— START DATA FOR THE TASK —

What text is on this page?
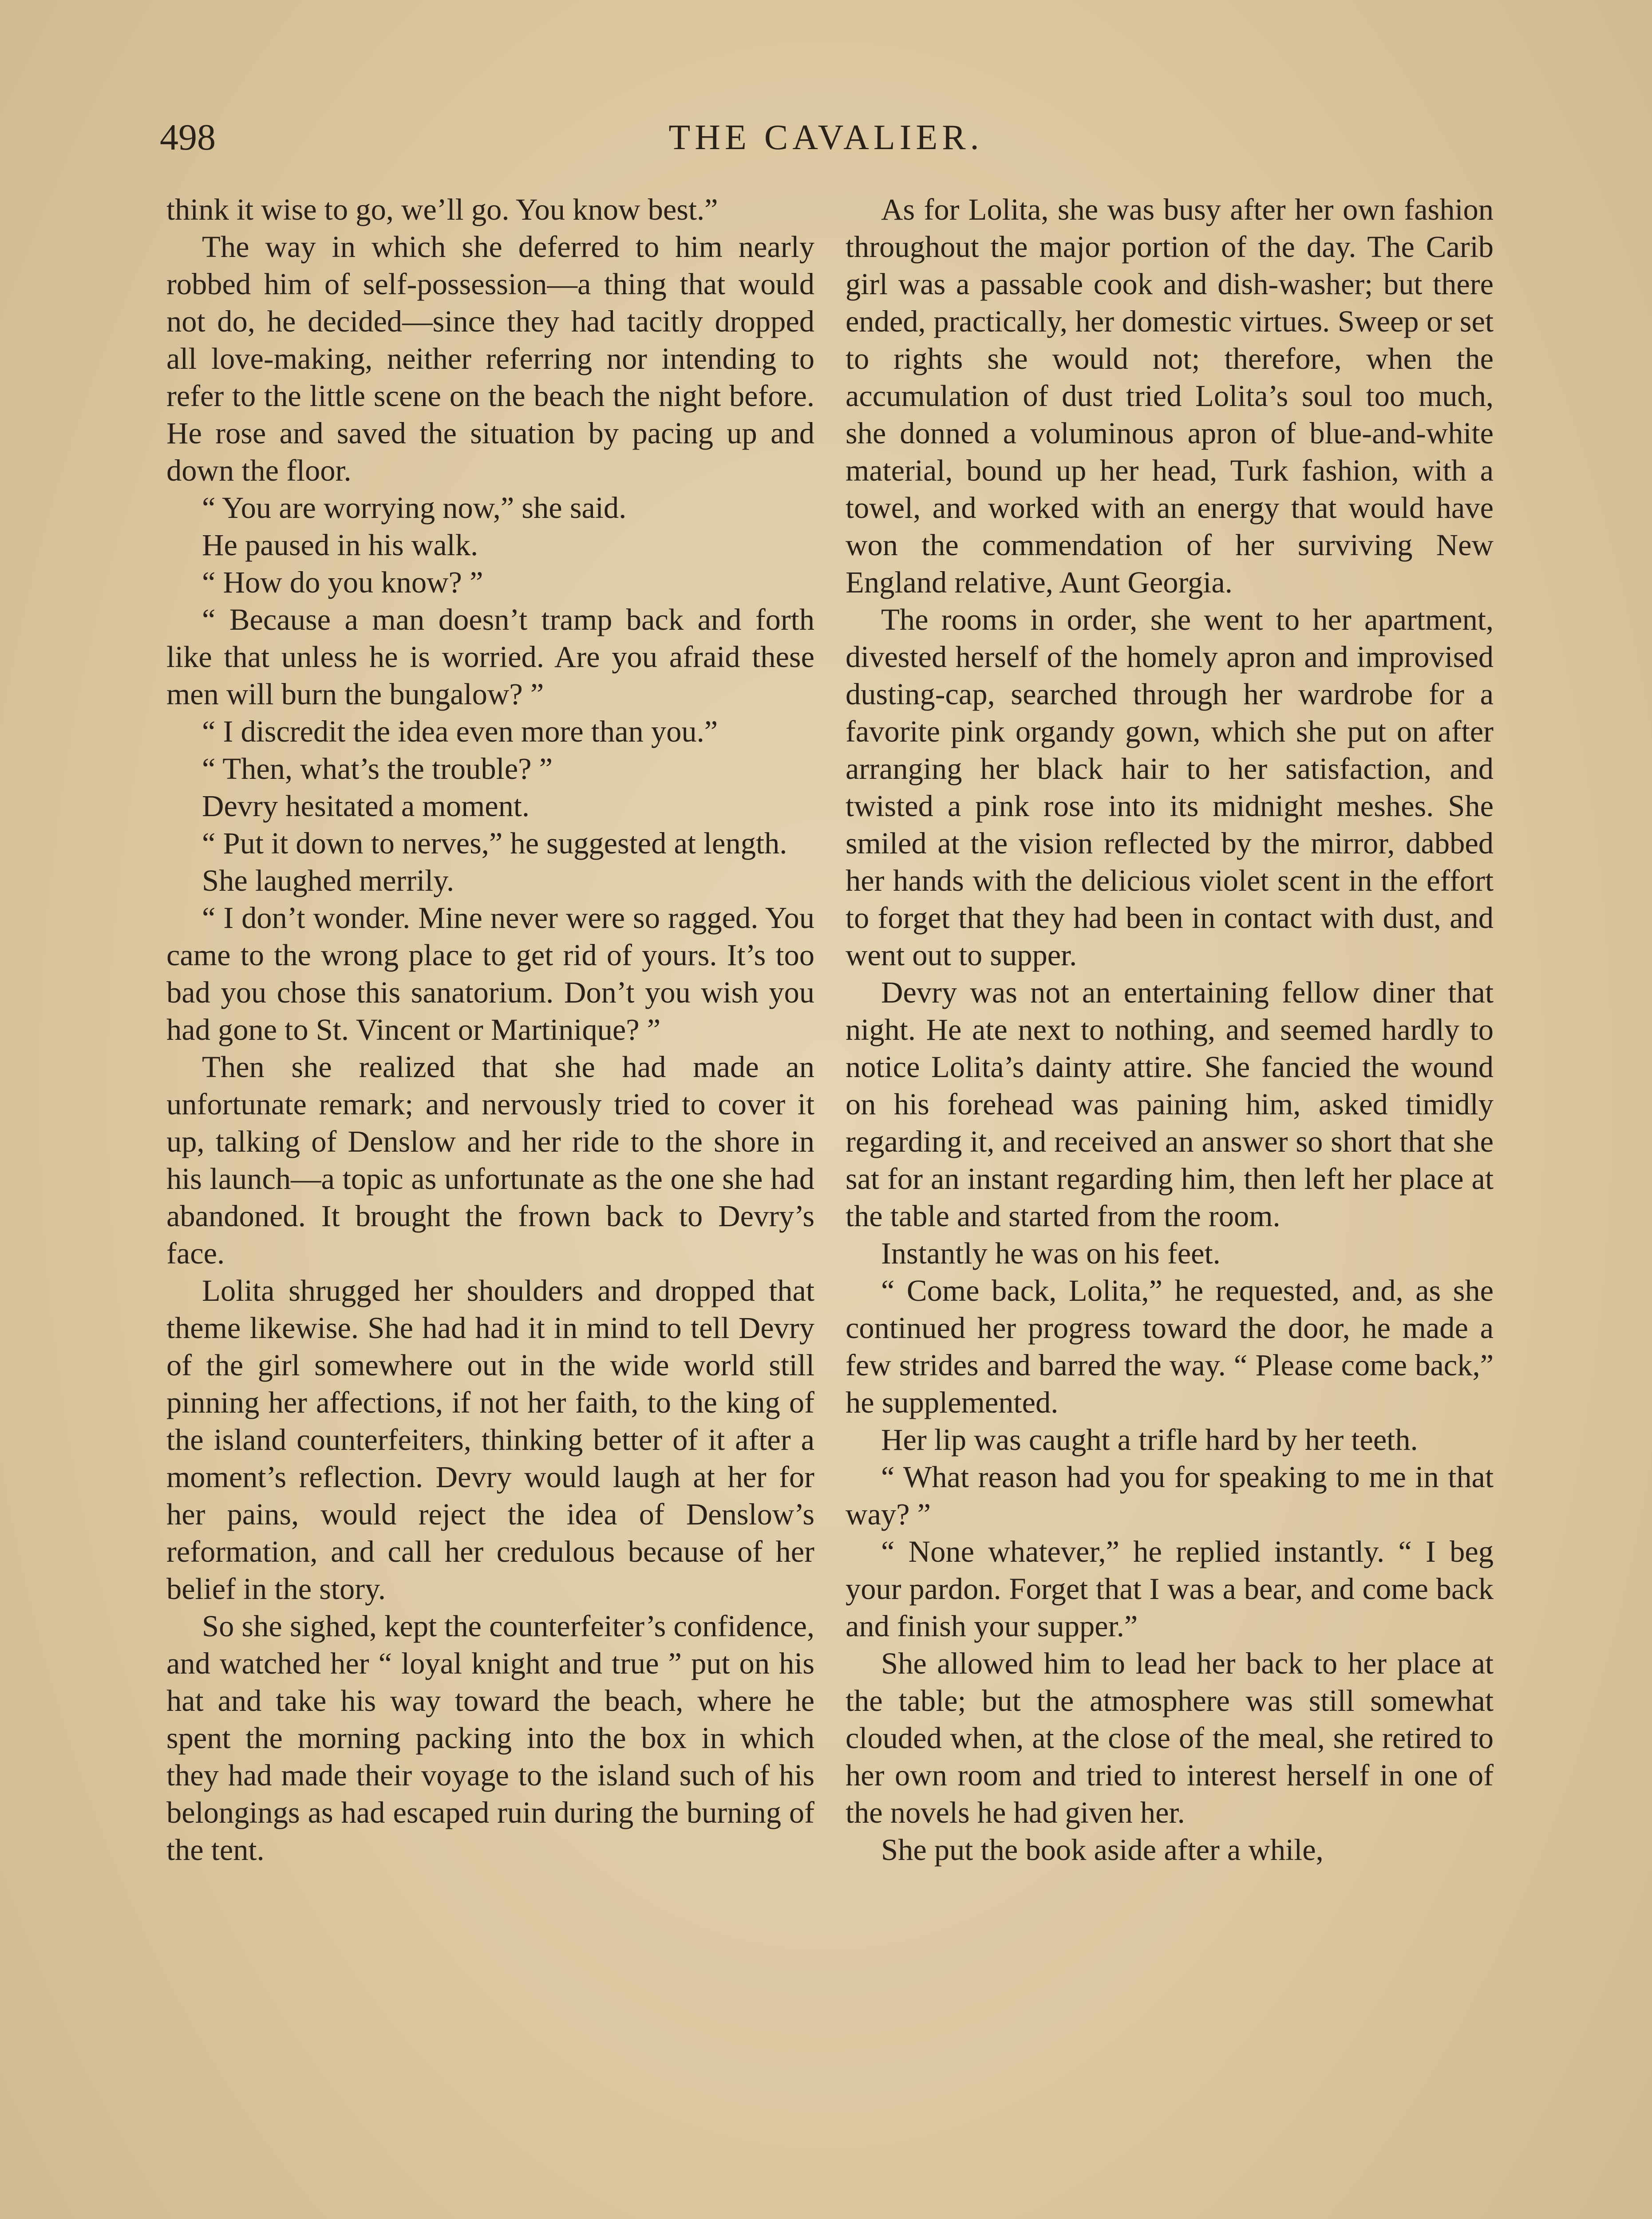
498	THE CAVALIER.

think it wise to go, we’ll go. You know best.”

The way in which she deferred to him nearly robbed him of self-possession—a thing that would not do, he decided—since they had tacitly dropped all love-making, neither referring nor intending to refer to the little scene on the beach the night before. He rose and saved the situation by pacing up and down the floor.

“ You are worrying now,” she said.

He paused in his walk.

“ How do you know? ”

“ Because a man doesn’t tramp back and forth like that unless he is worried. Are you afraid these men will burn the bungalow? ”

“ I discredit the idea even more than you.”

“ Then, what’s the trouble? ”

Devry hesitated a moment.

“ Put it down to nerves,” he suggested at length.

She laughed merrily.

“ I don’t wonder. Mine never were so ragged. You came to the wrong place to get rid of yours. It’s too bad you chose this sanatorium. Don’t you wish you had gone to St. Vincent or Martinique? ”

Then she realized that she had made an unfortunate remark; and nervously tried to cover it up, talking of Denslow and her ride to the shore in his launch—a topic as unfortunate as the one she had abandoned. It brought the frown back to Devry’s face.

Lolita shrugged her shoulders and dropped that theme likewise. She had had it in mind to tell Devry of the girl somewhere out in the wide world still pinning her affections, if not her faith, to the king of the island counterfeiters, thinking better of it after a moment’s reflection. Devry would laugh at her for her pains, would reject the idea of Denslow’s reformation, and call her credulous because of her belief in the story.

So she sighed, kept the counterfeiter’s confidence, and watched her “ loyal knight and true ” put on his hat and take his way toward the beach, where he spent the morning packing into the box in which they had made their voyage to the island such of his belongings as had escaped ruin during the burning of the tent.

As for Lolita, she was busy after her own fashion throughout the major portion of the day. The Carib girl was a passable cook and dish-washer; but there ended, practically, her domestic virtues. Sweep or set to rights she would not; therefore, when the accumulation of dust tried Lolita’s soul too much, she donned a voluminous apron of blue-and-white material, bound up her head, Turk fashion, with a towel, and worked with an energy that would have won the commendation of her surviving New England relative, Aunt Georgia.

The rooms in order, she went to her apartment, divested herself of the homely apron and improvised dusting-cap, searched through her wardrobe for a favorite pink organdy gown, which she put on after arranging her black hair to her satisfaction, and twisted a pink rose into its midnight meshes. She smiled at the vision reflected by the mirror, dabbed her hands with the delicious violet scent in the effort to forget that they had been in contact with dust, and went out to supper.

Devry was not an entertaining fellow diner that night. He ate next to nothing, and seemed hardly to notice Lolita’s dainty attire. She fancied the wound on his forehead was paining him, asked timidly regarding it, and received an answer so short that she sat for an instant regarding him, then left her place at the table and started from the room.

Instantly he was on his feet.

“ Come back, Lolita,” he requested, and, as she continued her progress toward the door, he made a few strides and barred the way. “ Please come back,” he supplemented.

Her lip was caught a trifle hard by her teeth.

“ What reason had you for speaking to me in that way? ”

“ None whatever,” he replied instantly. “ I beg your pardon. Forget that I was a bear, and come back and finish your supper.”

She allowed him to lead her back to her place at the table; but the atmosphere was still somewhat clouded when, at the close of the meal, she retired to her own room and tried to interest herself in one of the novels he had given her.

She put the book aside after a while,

— END DATA FOR THE TASK —
— START DATA FOR THE TASK —

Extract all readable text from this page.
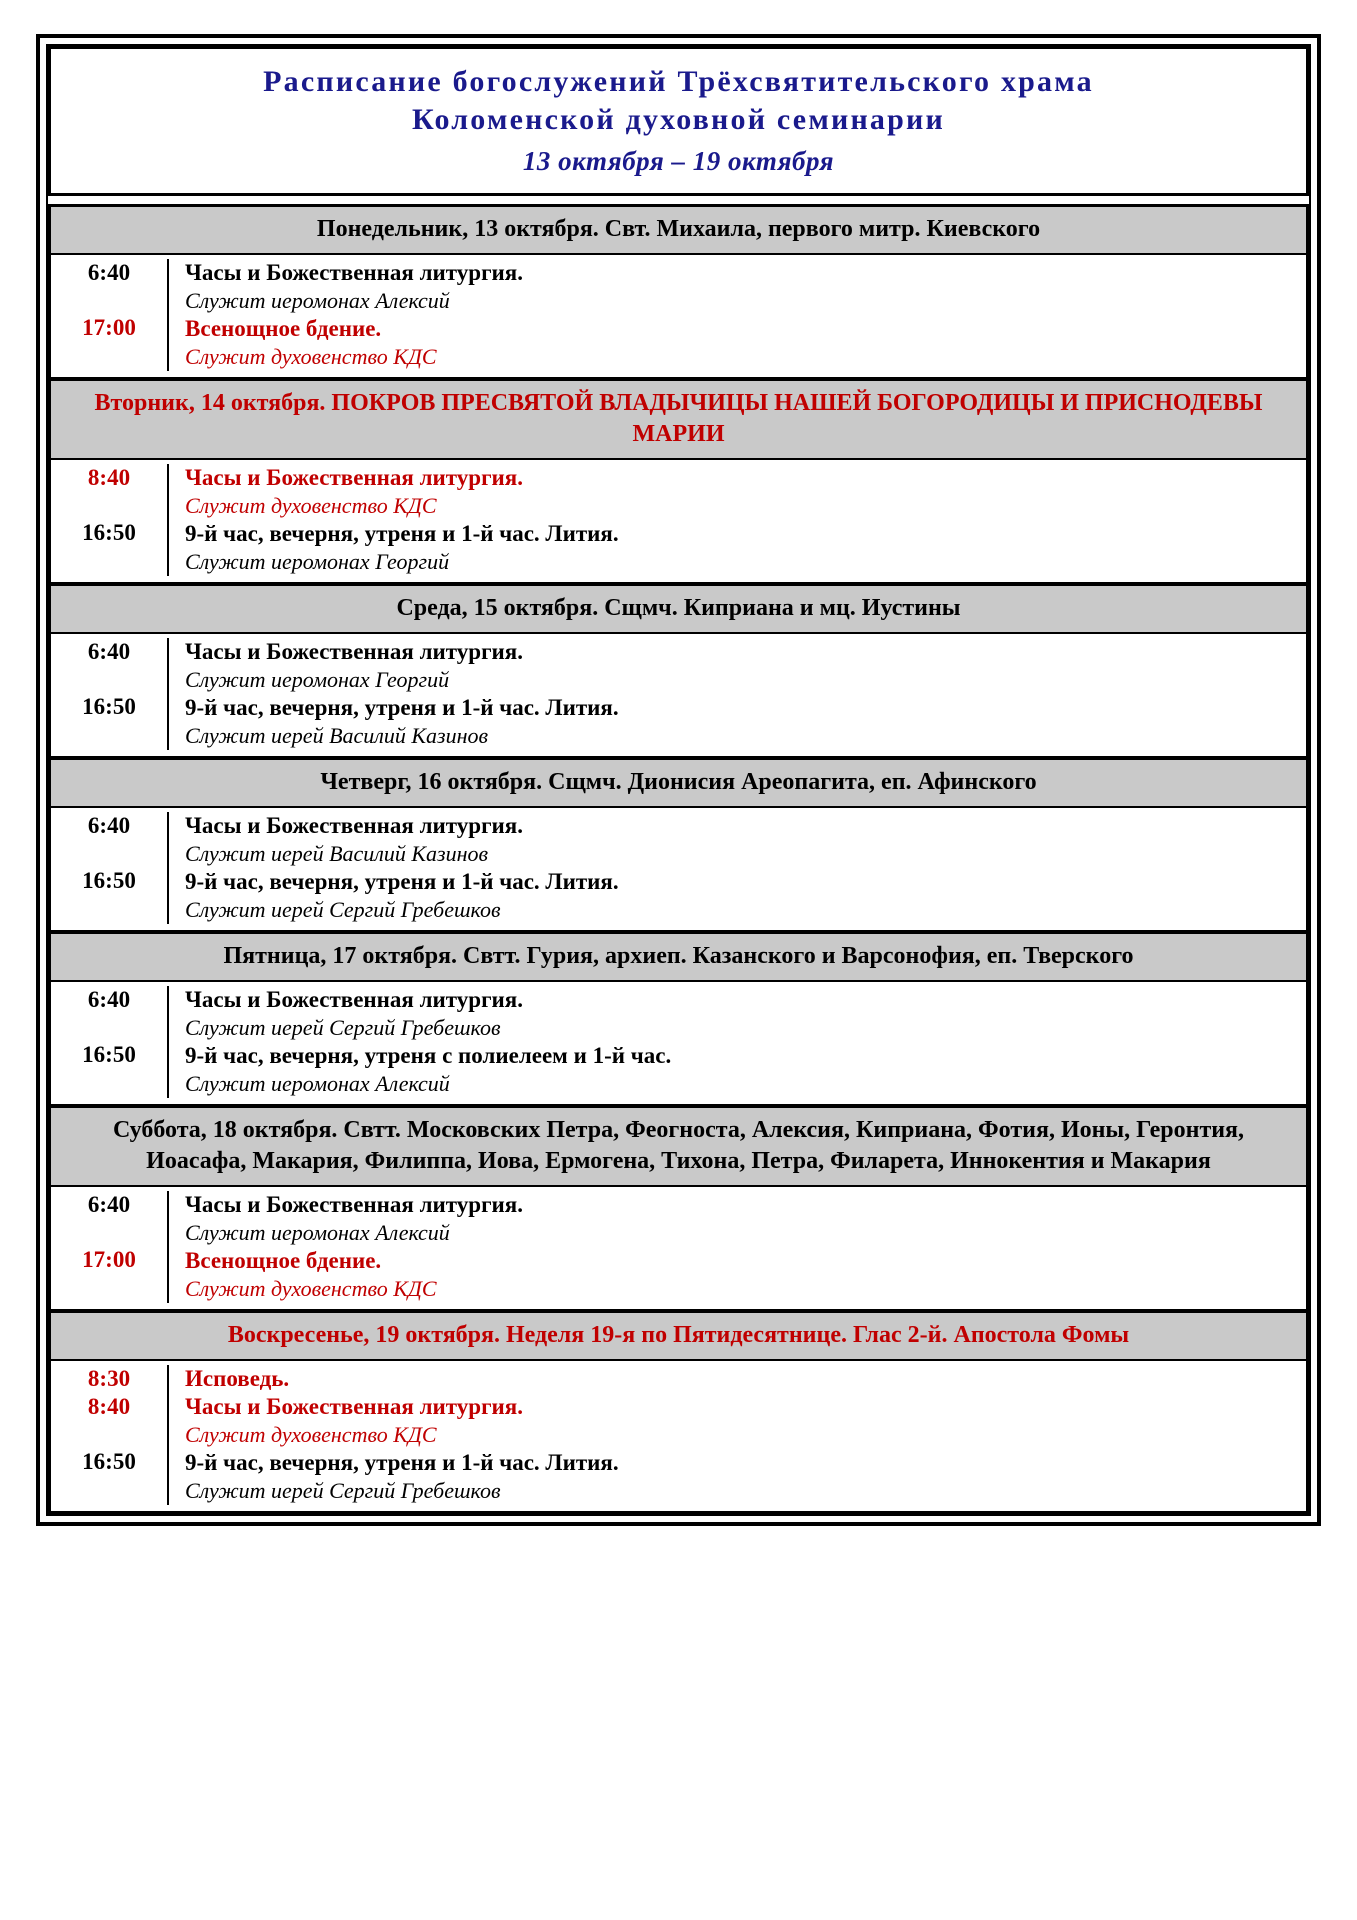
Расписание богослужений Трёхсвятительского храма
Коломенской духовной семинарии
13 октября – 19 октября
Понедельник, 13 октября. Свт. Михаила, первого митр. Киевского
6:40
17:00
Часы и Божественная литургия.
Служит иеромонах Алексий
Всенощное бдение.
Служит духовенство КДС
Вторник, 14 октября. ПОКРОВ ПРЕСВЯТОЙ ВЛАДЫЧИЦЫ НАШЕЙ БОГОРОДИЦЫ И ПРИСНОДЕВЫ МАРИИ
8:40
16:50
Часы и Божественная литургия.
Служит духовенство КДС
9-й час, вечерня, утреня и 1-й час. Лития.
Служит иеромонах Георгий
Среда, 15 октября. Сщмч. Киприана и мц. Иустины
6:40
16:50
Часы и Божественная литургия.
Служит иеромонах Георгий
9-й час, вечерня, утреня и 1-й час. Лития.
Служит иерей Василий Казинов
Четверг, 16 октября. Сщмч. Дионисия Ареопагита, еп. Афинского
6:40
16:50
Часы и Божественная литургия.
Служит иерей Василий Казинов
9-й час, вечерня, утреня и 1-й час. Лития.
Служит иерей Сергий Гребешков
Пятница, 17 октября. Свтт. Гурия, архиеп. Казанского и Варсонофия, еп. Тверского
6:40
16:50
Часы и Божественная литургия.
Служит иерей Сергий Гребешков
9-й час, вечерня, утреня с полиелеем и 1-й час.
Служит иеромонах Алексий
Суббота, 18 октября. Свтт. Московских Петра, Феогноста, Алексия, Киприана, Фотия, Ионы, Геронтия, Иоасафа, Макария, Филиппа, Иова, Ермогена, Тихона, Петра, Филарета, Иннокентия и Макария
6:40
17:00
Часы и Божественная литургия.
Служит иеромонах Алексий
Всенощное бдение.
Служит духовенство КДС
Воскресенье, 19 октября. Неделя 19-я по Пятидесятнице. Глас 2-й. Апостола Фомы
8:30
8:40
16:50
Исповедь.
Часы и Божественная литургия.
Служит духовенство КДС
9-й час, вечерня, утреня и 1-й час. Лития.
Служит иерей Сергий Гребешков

— END DATA FOR THE TASK —
— START DATA FOR THE TASK —

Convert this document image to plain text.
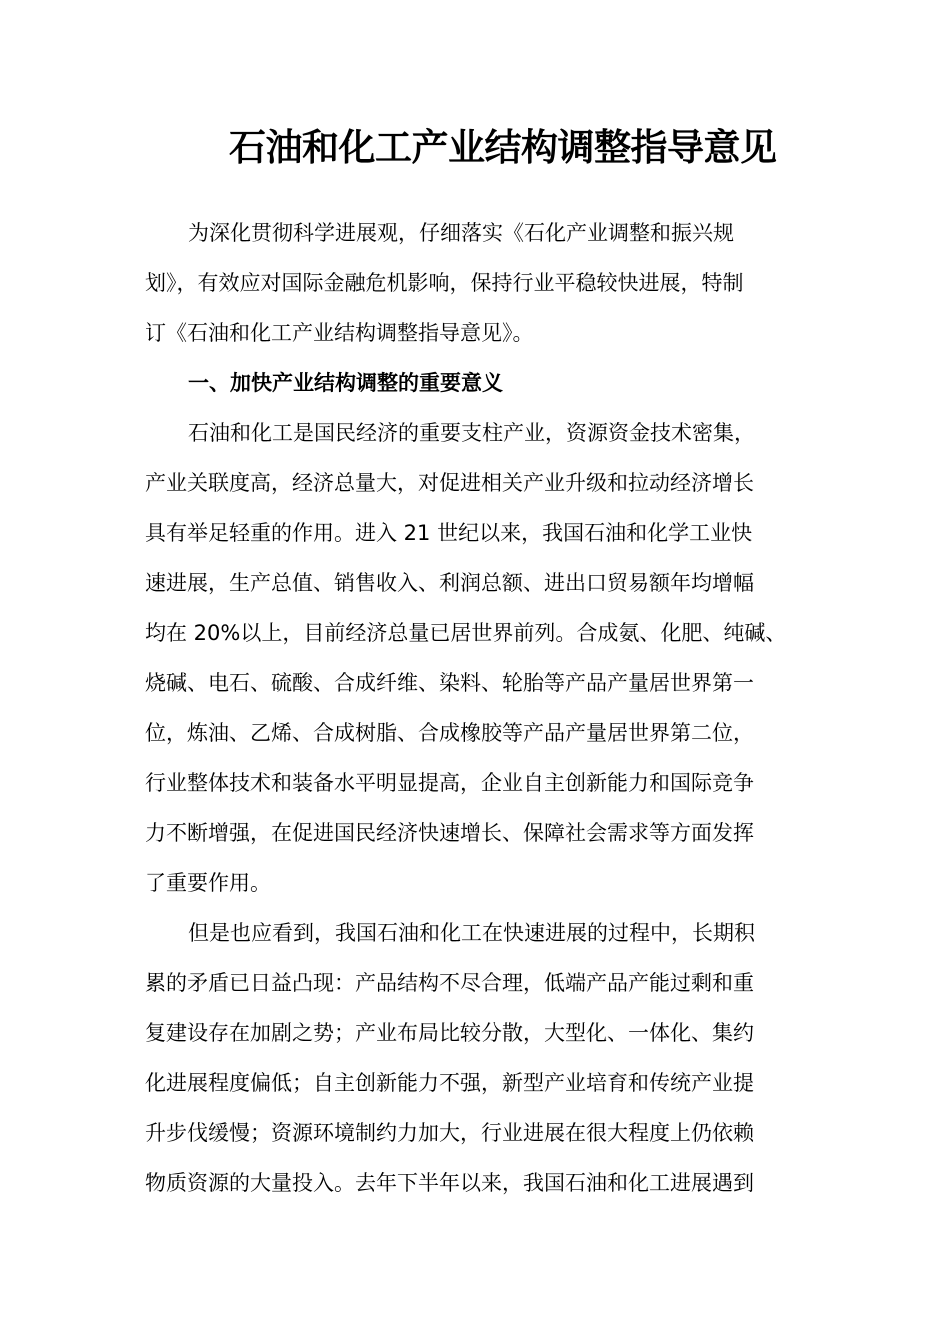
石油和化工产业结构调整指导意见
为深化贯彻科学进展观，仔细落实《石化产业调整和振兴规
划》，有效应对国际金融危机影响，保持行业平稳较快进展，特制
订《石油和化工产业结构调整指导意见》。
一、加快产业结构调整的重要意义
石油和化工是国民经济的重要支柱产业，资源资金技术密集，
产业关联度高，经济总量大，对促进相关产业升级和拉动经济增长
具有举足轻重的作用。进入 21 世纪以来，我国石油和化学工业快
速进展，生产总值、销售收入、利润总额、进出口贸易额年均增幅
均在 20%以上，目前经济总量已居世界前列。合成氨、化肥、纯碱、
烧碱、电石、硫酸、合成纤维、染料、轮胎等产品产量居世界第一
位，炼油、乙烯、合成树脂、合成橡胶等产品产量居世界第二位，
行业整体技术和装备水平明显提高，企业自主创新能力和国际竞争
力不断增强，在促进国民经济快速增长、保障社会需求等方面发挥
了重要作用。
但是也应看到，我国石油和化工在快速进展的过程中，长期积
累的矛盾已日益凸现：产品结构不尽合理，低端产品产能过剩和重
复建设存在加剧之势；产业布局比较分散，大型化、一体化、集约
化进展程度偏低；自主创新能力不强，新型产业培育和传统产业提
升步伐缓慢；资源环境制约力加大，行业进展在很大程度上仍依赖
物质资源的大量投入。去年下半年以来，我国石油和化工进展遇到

— END DATA FOR THE TASK —

### STATED TASK
Copy every line of the listing that includes the string "idea".

### RESPONSE
“ I discredit the idea even more than you.”
Lolita shrugged her shoulders and dropped that theme likewise. She had had it in mind to tell Devry of the girl somewhere out in the wide world still pinning her affections, if not her faith, to the king of the island counterfeiters, thinking better of it after a moment’s reflection. Devry would laugh at her for her pains, would reject the idea of Denslow’s reformation, and call her credulous because of her belief in the story.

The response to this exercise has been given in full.